— TASK OBJECTIVE —
Search the listing below for the string "සඳහන" and show each line that contains it.

........

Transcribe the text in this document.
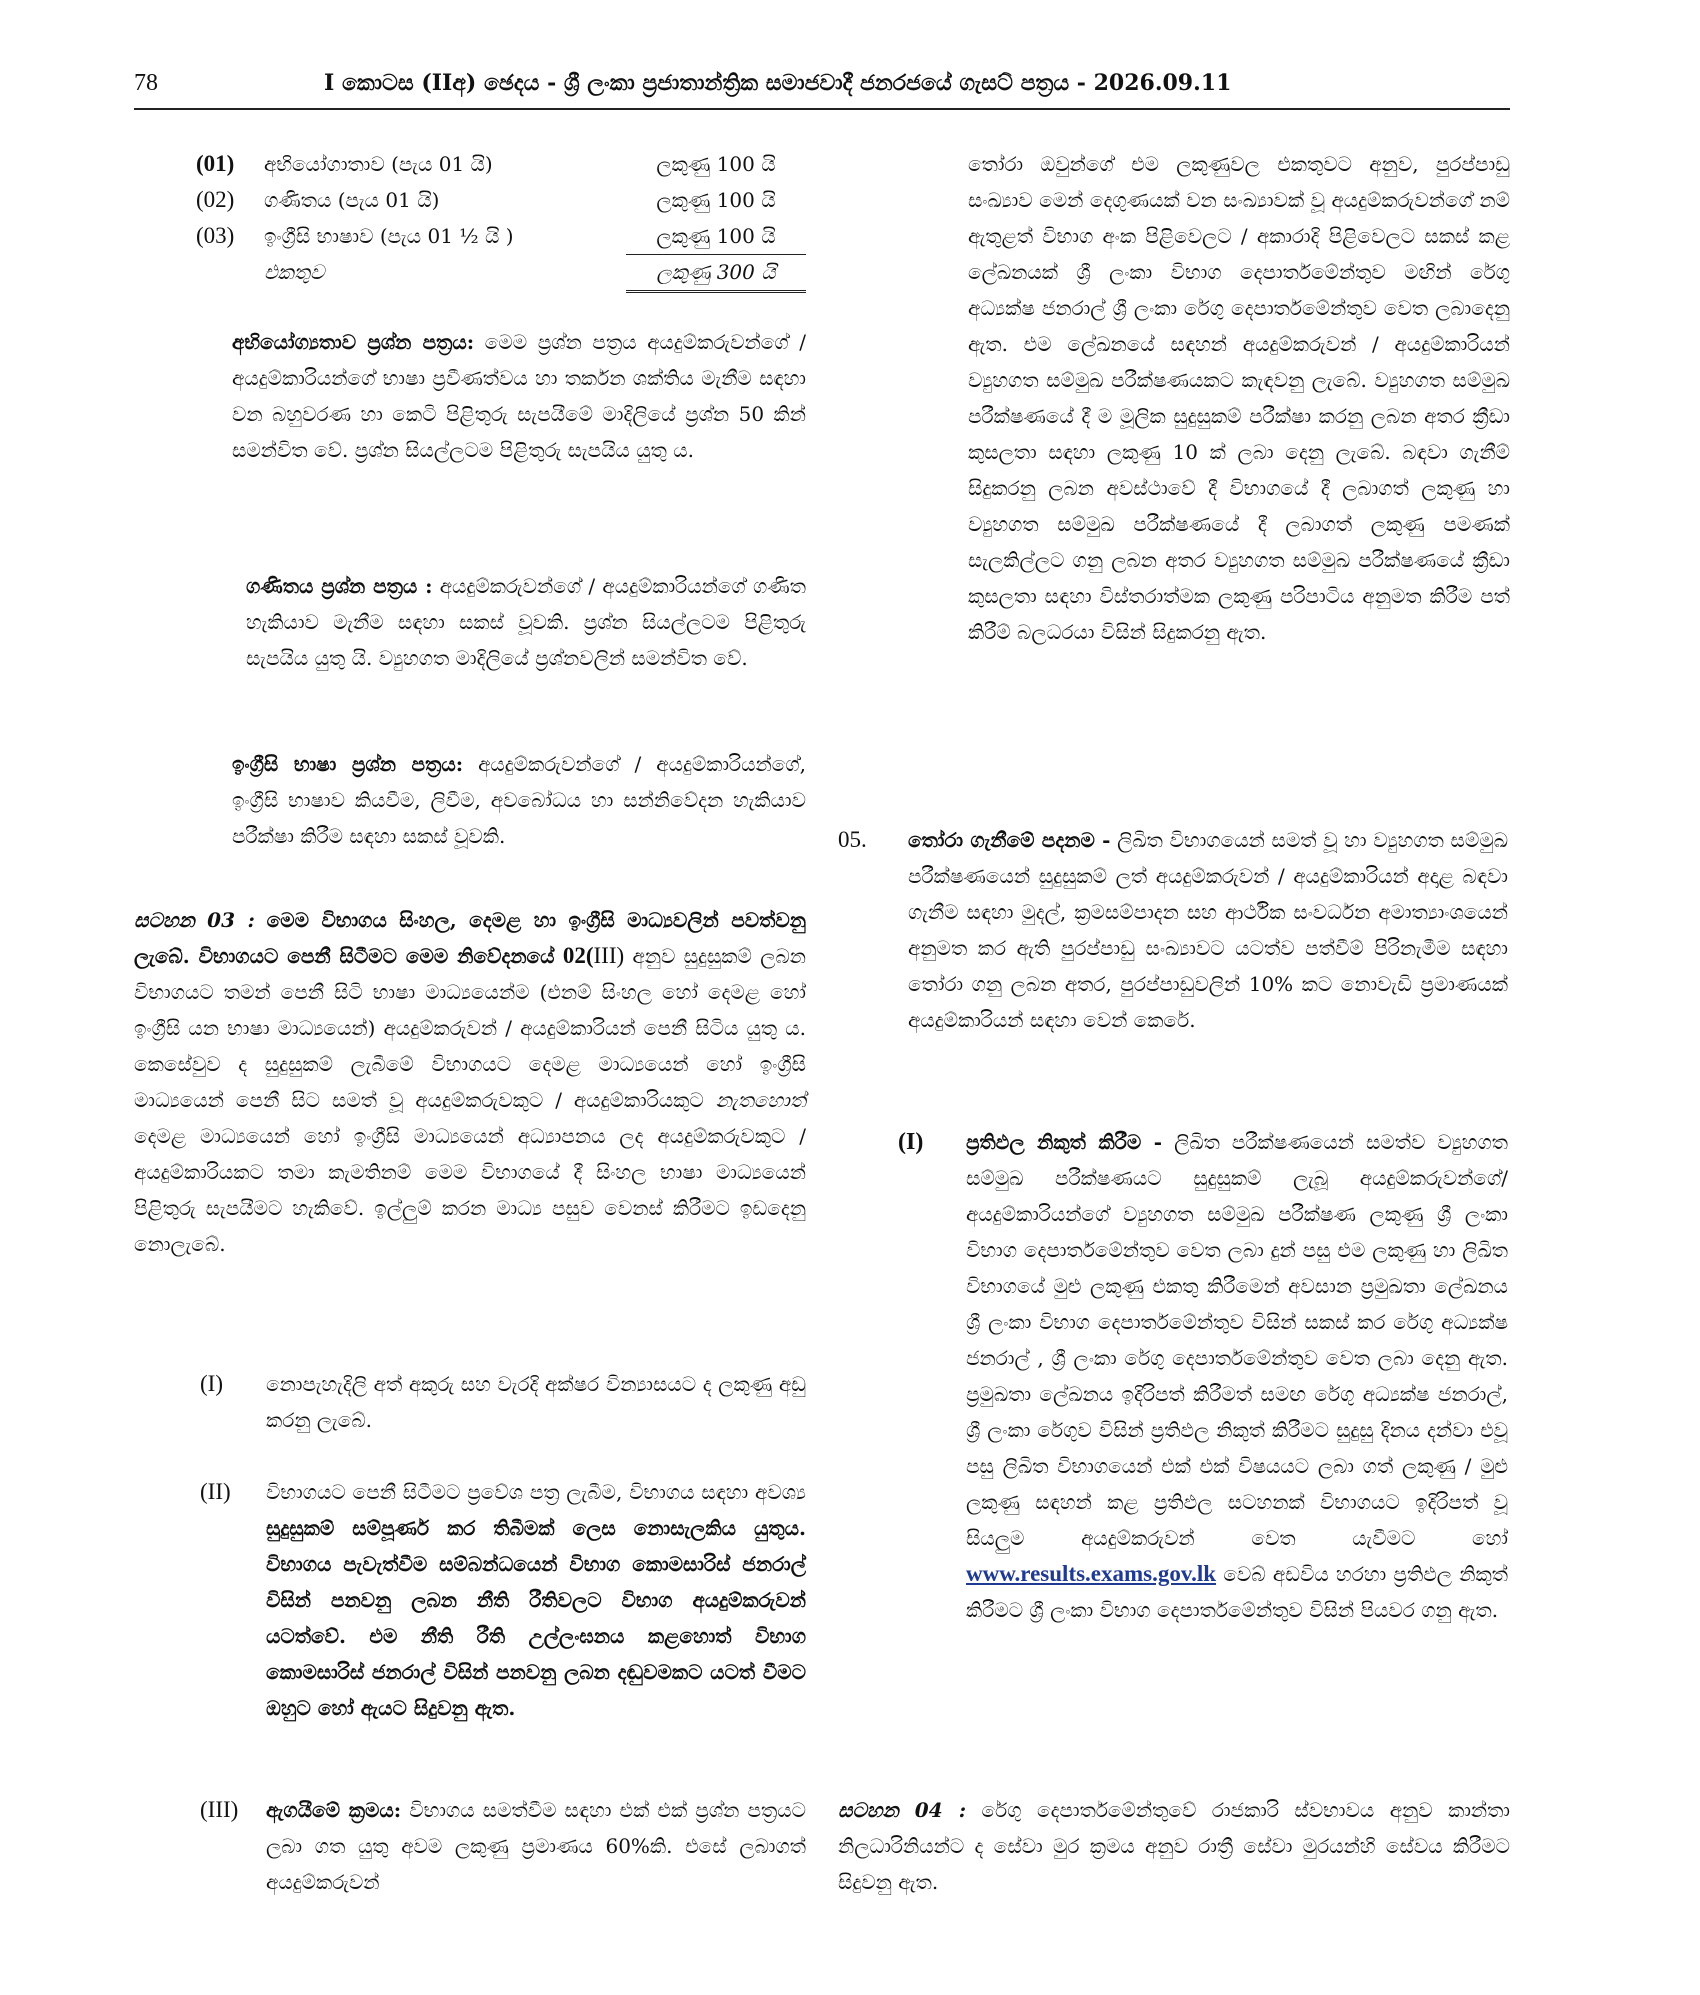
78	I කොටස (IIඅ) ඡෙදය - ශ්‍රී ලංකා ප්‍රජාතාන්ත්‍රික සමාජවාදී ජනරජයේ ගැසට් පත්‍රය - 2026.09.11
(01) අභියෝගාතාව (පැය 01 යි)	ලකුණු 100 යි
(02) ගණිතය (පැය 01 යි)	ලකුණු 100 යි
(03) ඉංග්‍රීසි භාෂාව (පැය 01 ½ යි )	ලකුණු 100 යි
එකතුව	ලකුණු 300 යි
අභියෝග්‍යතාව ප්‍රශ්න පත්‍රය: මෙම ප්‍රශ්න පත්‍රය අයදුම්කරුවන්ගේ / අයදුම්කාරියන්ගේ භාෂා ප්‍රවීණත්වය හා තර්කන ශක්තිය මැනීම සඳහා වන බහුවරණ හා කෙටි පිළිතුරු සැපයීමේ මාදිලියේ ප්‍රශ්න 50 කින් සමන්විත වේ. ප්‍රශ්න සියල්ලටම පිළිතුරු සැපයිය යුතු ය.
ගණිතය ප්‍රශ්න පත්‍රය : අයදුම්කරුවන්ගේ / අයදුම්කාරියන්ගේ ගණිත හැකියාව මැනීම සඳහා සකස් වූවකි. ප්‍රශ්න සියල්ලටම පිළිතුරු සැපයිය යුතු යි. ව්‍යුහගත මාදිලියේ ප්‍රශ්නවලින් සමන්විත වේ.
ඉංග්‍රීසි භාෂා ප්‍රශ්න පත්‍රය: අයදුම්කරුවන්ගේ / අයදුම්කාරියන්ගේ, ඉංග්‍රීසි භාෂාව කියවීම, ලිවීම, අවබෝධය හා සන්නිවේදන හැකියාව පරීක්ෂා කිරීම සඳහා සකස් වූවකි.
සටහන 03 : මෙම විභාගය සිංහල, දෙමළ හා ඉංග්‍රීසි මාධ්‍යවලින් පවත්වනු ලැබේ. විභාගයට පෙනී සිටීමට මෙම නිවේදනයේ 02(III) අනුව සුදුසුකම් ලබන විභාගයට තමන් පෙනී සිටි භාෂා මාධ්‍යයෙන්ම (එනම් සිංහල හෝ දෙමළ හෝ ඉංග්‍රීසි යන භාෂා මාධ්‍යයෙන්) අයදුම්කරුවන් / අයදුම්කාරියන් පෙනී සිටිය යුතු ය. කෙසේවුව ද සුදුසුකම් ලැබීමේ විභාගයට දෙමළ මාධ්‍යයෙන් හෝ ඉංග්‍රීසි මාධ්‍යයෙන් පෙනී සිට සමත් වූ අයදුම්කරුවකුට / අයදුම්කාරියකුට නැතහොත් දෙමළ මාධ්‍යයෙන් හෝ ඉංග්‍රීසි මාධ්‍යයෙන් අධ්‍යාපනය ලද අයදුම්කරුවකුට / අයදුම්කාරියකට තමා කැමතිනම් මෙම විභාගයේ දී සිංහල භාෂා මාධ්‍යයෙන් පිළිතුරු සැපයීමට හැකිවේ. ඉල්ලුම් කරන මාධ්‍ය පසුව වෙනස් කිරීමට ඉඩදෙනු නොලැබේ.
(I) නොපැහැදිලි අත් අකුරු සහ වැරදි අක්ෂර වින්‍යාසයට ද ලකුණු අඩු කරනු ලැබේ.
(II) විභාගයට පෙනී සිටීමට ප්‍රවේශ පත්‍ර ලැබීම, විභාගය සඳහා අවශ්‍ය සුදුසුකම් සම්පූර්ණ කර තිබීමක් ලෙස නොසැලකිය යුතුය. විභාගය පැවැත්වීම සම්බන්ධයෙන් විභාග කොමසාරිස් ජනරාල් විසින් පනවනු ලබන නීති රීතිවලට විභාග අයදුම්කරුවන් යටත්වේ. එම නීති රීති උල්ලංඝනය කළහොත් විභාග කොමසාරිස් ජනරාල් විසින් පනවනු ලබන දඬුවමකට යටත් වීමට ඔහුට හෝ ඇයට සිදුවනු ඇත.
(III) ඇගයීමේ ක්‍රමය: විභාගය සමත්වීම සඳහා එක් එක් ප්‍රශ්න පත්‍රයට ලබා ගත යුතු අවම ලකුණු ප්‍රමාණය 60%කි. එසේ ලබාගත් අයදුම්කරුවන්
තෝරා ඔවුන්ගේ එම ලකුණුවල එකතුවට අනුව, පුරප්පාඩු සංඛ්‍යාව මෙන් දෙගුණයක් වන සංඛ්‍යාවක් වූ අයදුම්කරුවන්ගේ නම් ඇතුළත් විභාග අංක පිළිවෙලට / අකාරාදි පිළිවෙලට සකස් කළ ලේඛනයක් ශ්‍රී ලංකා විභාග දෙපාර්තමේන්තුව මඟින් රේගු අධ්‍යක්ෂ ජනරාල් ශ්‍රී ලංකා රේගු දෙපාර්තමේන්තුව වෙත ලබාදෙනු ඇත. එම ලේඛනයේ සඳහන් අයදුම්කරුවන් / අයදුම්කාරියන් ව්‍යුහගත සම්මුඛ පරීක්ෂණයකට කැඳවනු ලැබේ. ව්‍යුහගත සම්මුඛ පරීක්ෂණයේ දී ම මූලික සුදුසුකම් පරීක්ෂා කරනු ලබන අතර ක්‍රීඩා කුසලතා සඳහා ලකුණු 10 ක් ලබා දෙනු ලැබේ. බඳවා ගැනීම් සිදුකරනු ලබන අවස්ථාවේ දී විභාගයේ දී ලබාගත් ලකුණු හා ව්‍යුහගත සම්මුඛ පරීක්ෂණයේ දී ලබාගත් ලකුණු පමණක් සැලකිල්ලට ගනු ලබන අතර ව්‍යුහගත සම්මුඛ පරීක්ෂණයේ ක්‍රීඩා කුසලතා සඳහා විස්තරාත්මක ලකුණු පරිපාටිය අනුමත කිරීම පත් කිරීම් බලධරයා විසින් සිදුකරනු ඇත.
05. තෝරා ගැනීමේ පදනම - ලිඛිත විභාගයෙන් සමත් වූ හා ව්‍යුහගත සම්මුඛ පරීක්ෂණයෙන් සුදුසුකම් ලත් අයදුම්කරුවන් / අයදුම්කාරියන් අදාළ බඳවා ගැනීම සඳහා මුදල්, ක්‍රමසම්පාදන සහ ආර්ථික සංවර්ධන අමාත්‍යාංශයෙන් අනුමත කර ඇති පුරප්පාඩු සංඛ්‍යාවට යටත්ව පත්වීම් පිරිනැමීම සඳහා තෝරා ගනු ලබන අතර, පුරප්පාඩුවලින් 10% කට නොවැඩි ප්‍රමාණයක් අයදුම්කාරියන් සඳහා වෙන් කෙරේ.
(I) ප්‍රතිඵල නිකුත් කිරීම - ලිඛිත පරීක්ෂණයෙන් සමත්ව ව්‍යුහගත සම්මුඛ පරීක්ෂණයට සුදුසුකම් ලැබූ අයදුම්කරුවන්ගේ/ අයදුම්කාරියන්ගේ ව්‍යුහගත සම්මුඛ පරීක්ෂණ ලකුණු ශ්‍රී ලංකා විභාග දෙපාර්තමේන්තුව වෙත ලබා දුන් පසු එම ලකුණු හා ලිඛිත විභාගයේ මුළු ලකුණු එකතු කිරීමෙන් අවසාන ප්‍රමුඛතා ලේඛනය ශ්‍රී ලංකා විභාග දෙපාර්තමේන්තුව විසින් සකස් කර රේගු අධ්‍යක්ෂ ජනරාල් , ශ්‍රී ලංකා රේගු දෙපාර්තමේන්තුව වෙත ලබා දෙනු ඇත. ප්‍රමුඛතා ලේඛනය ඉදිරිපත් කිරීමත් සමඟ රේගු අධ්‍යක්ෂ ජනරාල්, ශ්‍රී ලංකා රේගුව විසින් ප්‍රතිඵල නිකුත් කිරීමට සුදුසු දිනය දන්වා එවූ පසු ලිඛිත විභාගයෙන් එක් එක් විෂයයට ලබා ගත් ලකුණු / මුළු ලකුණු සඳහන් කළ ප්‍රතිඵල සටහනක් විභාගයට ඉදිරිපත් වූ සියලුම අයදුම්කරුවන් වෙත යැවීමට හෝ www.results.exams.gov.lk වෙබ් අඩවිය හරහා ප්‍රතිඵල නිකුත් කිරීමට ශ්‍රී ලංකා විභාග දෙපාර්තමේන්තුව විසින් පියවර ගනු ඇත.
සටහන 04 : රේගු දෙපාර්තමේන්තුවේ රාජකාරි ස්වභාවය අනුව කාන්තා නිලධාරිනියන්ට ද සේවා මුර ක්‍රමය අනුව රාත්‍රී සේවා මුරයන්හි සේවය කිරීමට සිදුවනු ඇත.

........

— SOLUTION TO THIS EXERCISE —
තෝරා ඔවුන්ගේ එම ලකුණුවල එකතුවට අනුව, පුරප්පාඩු සංඛ්‍යාව මෙන් දෙගුණයක් වන සංඛ්‍යාවක් වූ අයදුම්කරුවන්ගේ නම් ඇතුළත් විභාග අංක පිළිවෙලට / අකාරාදි පිළිවෙලට සකස් කළ ලේඛනයක් ශ්‍රී ලංකා විභාග දෙපාර්තමේන්තුව මඟින් රේගු අධ්‍යක්ෂ ජනරාල් ශ්‍රී ලංකා රේගු දෙපාර්තමේන්තුව වෙත ලබාදෙනු ඇත. එම ලේඛනයේ සඳහන් අයදුම්කරුවන් / අයදුම්කාරියන් ව්‍යුහගත සම්මුඛ පරීක්ෂණයකට කැඳවනු ලැබේ. ව්‍යුහගත සම්මුඛ පරීක්ෂණයේ දී ම මූලික සුදුසුකම් පරීක්ෂා කරනු ලබන අතර ක්‍රීඩා කුසලතා සඳහා ලකුණු 10 ක් ලබා දෙනු ලැබේ. බඳවා ගැනීම් සිදුකරනු ලබන අවස්ථාවේ දී විභාගයේ දී ලබාගත් ලකුණු හා ව්‍යුහගත සම්මුඛ පරීක්ෂණයේ දී ලබාගත් ලකුණු පමණක් සැලකිල්ලට ගනු ලබන අතර ව්‍යුහගත සම්මුඛ පරීක්ෂණයේ ක්‍රීඩා කුසලතා සඳහා විස්තරාත්මක ලකුණු පරිපාටිය අනුමත කිරීම පත් කිරීම් බලධරයා විසින් සිදුකරනු ඇත.
(I) ප්‍රතිඵල නිකුත් කිරීම - ලිඛිත පරීක්ෂණයෙන් සමත්ව ව්‍යුහගත සම්මුඛ පරීක්ෂණයට සුදුසුකම් ලැබූ අයදුම්කරුවන්ගේ/ අයදුම්කාරියන්ගේ ව්‍යුහගත සම්මුඛ පරීක්ෂණ ලකුණු ශ්‍රී ලංකා විභාග දෙපාර්තමේන්තුව වෙත ලබා දුන් පසු එම ලකුණු හා ලිඛිත විභාගයේ මුළු ලකුණු එකතු කිරීමෙන් අවසාන ප්‍රමුඛතා ලේඛනය ශ්‍රී ලංකා විභාග දෙපාර්තමේන්තුව විසින් සකස් කර රේගු අධ්‍යක්ෂ ජනරාල් , ශ්‍රී ලංකා රේගු දෙපාර්තමේන්තුව වෙත ලබා දෙනු ඇත. ප්‍රමුඛතා ලේඛනය ඉදිරිපත් කිරීමත් සමඟ රේගු අධ්‍යක්ෂ ජනරාල්, ශ්‍රී ලංකා රේගුව විසින් ප්‍රතිඵල නිකුත් කිරීමට සුදුසු දිනය දන්වා එවූ පසු ලිඛිත විභාගයෙන් එක් එක් විෂයයට ලබා ගත් ලකුණු / මුළු ලකුණු සඳහන් කළ ප්‍රතිඵල සටහනක් විභාගයට ඉදිරිපත් වූ සියලුම අයදුම්කරුවන් වෙත යැවීමට හෝ www.results.exams.gov.lk වෙබ් අඩවිය හරහා ප්‍රතිඵල නිකුත් කිරීමට ශ්‍රී ලංකා විභාග දෙපාර්තමේන්තුව විසින් පියවර ගනු ඇත.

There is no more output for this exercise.